→ What is asked:
Print the whole listing exactly.

→ Input records:

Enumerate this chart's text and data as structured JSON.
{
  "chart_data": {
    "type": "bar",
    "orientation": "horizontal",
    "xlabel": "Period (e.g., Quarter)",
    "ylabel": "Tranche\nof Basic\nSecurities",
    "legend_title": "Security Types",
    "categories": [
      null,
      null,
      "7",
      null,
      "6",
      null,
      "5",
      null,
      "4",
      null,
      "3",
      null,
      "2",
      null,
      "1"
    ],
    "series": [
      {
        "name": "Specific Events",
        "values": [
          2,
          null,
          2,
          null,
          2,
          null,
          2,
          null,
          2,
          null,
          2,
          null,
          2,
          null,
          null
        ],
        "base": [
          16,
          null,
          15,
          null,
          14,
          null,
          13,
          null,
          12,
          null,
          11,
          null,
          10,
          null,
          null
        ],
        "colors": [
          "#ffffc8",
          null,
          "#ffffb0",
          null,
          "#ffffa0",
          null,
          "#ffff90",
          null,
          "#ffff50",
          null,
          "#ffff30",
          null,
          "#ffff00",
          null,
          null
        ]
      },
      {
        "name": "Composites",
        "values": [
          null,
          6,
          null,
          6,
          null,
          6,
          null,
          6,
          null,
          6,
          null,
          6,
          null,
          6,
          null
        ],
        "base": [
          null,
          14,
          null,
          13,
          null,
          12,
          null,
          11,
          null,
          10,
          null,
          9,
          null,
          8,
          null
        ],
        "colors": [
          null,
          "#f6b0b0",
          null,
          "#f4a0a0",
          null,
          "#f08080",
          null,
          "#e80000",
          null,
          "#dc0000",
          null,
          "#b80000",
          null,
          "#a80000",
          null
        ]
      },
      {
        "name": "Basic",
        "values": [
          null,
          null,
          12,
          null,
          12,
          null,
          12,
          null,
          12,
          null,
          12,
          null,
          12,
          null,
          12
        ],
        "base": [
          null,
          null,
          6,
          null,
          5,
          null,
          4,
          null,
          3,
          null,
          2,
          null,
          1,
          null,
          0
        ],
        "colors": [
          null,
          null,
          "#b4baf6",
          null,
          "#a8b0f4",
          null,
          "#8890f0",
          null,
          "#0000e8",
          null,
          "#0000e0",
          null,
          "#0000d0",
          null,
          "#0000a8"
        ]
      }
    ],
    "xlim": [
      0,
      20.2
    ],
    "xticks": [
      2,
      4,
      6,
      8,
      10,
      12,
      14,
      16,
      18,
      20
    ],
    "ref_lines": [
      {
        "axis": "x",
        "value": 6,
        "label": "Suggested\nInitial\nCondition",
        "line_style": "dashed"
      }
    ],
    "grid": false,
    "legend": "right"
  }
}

→ Response below:
Enumerate this chart's text and data as structured JSON.
{
  "chart_data": {
    "type": "bar",
    "orientation": "horizontal",
    "xlabel": "Period (e.g., Quarter)",
    "ylabel": "Tranche\nof Basic\nSecurities",
    "legend_title": "Security Types",
    "categories": [
      null,
      null,
      "7",
      null,
      "6",
      null,
      "5",
      null,
      "4",
      null,
      "3",
      null,
      "2",
      null,
      "1"
    ],
    "series": [
      {
        "name": "Specific Events",
        "values": [
          2,
          null,
          2,
          null,
          2,
          null,
          2,
          null,
          2,
          null,
          2,
          null,
          2,
          null,
          null
        ],
        "base": [
          16,
          null,
          15,
          null,
          14,
          null,
          13,
          null,
          12,
          null,
          11,
          null,
          10,
          null,
          null
        ],
        "colors": [
          "#ffffc8",
          null,
          "#ffffb0",
          null,
          "#ffffa0",
          null,
          "#ffff90",
          null,
          "#ffff50",
          null,
          "#ffff30",
          null,
          "#ffff00",
          null,
          null
        ]
      },
      {
        "name": "Composites",
        "values": [
          null,
          6,
          null,
          6,
          null,
          6,
          null,
          6,
          null,
          6,
          null,
          6,
          null,
          6,
          null
        ],
        "base": [
          null,
          14,
          null,
          13,
          null,
          12,
          null,
          11,
          null,
          10,
          null,
          9,
          null,
          8,
          null
        ],
        "colors": [
          null,
          "#f6b0b0",
          null,
          "#f4a0a0",
          null,
          "#f08080",
          null,
          "#e80000",
          null,
          "#dc0000",
          null,
          "#b80000",
          null,
          "#a80000",
          null
        ]
      },
      {
        "name": "Basic",
        "values": [
          null,
          null,
          12,
          null,
          12,
          null,
          12,
          null,
          12,
          null,
          12,
          null,
          12,
          null,
          12
        ],
        "base": [
          null,
          null,
          6,
          null,
          5,
          null,
          4,
          null,
          3,
          null,
          2,
          null,
          1,
          null,
          0
        ],
        "colors": [
          null,
          null,
          "#b4baf6",
          null,
          "#a8b0f4",
          null,
          "#8890f0",
          null,
          "#0000e8",
          null,
          "#0000e0",
          null,
          "#0000d0",
          null,
          "#0000a8"
        ]
      }
    ],
    "xlim": [
      0,
      20.2
    ],
    "xticks": [
      2,
      4,
      6,
      8,
      10,
      12,
      14,
      16,
      18,
      20
    ],
    "ref_lines": [
      {
        "axis": "x",
        "value": 6,
        "label": "Suggested\nInitial\nCondition",
        "line_style": "dashed"
      }
    ],
    "grid": false,
    "legend": "right"
  }
}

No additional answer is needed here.